# [Exercise details]
Copy out every line of the records where the string "面试之后" occurs.

# [Records for the task]
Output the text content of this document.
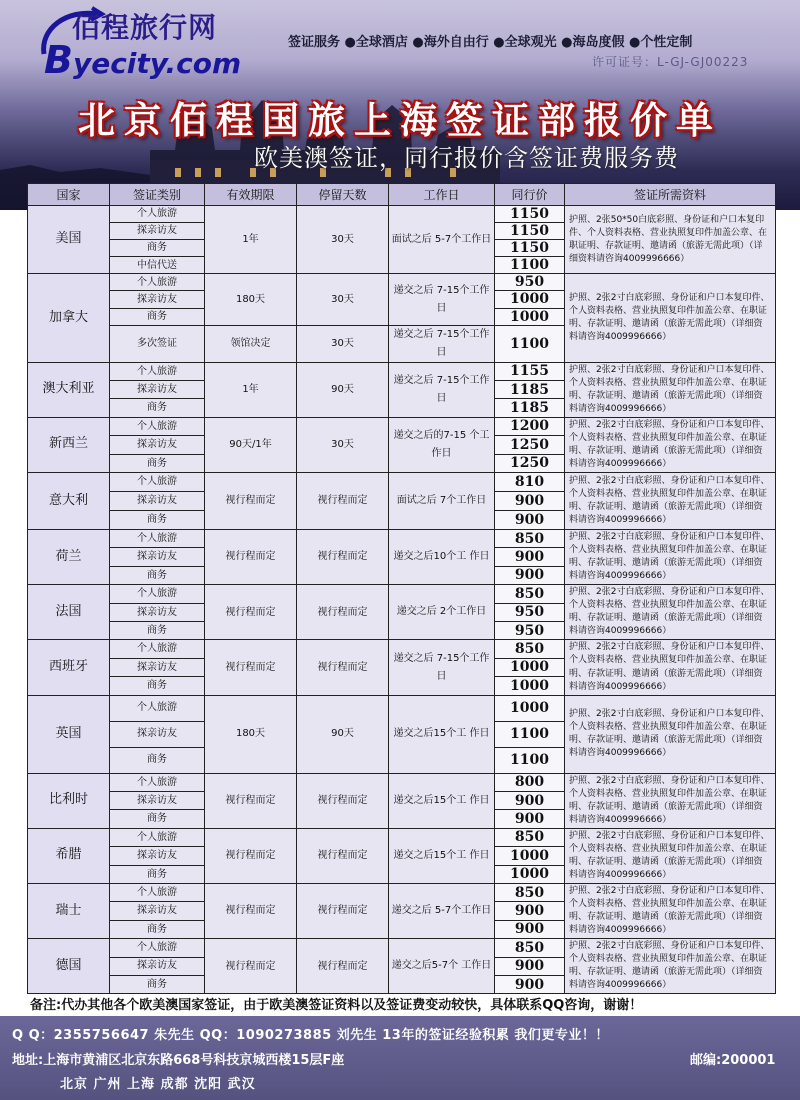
佰程旅行网
Byecity.com
签证服务 ●全球酒店 ●海外自由行 ●全球观光 ●海岛度假 ●个性定制
许可证号：L-GJ-GJ00223
北京佰程国旅上海签证部报价单
欧美澳签证，同行报价含签证费服务费
国家	签证类别	有效期限	停留天数	工作日	同行价	签证所需资料
美国	个人旅游	1年	30天	面试之后 5-7个工作日	1150	护照、2张50*50白底彩照、身份证和户口本复印件、个人资料表格、营业执照复印件加盖公章、在职证明、存款证明、邀请函（旅游无需此项）（详细资料请咨询4009996666）
	探亲访友				1150	
	商务				1150	
	中信代送				1100	
加拿大	个人旅游	180天	30天	递交之后 7-15个工作日	950	护照、2张2寸白底彩照、身份证和户口本复印件、个人资料表格、营业执照复印件加盖公章、在职证明、存款证明、邀请函（旅游无需此项）（详细资料请咨询4009996666）
	探亲访友				1000	
	商务				1000	
	多次签证	领馆决定	30天	递交之后 7-15个工作日	1100	
澳大利亚	个人旅游	1年	90天	递交之后 7-15个工作日	1155	护照、2张2寸白底彩照、身份证和户口本复印件、个人资料表格、营业执照复印件加盖公章、在职证明、存款证明、邀请函（旅游无需此项）（详细资料请咨询4009996666）
	探亲访友				1185	
	商务				1185	
新西兰	个人旅游	90天/1年	30天	递交之后的7-15 个工作日	1200	护照、2张2寸白底彩照、身份证和户口本复印件、个人资料表格、营业执照复印件加盖公章、在职证明、存款证明、邀请函（旅游无需此项）（详细资料请咨询4009996666）
	探亲访友				1250	
	商务				1250	
意大利	个人旅游	视行程而定	视行程而定	面试之后 7个工作日	810	护照、2张2寸白底彩照、身份证和户口本复印件、个人资料表格、营业执照复印件加盖公章、在职证明、存款证明、邀请函（旅游无需此项）（详细资料请咨询4009996666）
	探亲访友				900	
	商务				900	
荷兰	个人旅游	视行程而定	视行程而定	递交之后10个工 作日	850	护照、2张2寸白底彩照、身份证和户口本复印件、个人资料表格、营业执照复印件加盖公章、在职证明、存款证明、邀请函（旅游无需此项）（详细资料请咨询4009996666）
	探亲访友				900	
	商务				900	
法国	个人旅游	视行程而定	视行程而定	递交之后 2个工作日	850	护照、2张2寸白底彩照、身份证和户口本复印件、个人资料表格、营业执照复印件加盖公章、在职证明、存款证明、邀请函（旅游无需此项）（详细资料请咨询4009996666）
	探亲访友				950	
	商务				950	
西班牙	个人旅游	视行程而定	视行程而定	递交之后 7-15个工作日	850	护照、2张2寸白底彩照、身份证和户口本复印件、个人资料表格、营业执照复印件加盖公章、在职证明、存款证明、邀请函（旅游无需此项）（详细资料请咨询4009996666）
	探亲访友				1000	
	商务				1000	
英国	个人旅游	180天	90天	递交之后15个工 作日	1000	护照、2张2寸白底彩照、身份证和户口本复印件、个人资料表格、营业执照复印件加盖公章、在职证明、存款证明、邀请函（旅游无需此项）（详细资料请咨询4009996666）
	探亲访友				1100	
	商务				1100	
比利时	个人旅游	视行程而定	视行程而定	递交之后15个工 作日	800	护照、2张2寸白底彩照、身份证和户口本复印件、个人资料表格、营业执照复印件加盖公章、在职证明、存款证明、邀请函（旅游无需此项）（详细资料请咨询4009996666）
	探亲访友				900	
	商务				900	
希腊	个人旅游	视行程而定	视行程而定	递交之后15个工 作日	850	护照、2张2寸白底彩照、身份证和户口本复印件、个人资料表格、营业执照复印件加盖公章、在职证明、存款证明、邀请函（旅游无需此项）（详细资料请咨询4009996666）
	探亲访友				1000	
	商务				1000	
瑞士	个人旅游	视行程而定	视行程而定	递交之后 5-7个工作日	850	护照、2张2寸白底彩照、身份证和户口本复印件、个人资料表格、营业执照复印件加盖公章、在职证明、存款证明、邀请函（旅游无需此项）（详细资料请咨询4009996666）
	探亲访友				900	
	商务				900	
德国	个人旅游	视行程而定	视行程而定	递交之后5-7个 工作日	850	护照、2张2寸白底彩照、身份证和户口本复印件、个人资料表格、营业执照复印件加盖公章、在职证明、存款证明、邀请函（旅游无需此项）（详细资料请咨询4009996666）
	探亲访友				900	
	商务				900	
备注:代办其他各个欧美澳国家签证，由于欧美澳签证资料以及签证费变动较快，具体联系QQ咨询，谢谢！
Q Q：2355756647 朱先生 QQ：1090273885 刘先生 13年的签证经验积累 我们更专业！！
地址:上海市黄浦区北京东路668号科技京城西楼15层F座	邮编:200001
北京 广州 上海 成都 沈阳 武汉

# [Output below]
美国	个人旅游	1年	30天	面试之后 5-7个工作日	1150	护照、2张50*50白底彩照、身份证和户口本复印件、个人资料表格、营业执照复印件加盖公章、在职证明、存款证明、邀请函（旅游无需此项）（详细资料请咨询4009996666）
意大利	个人旅游	视行程而定	视行程而定	面试之后 7个工作日	810	护照、2张2寸白底彩照、身份证和户口本复印件、个人资料表格、营业执照复印件加盖公章、在职证明、存款证明、邀请函（旅游无需此项）（详细资料请咨询4009996666）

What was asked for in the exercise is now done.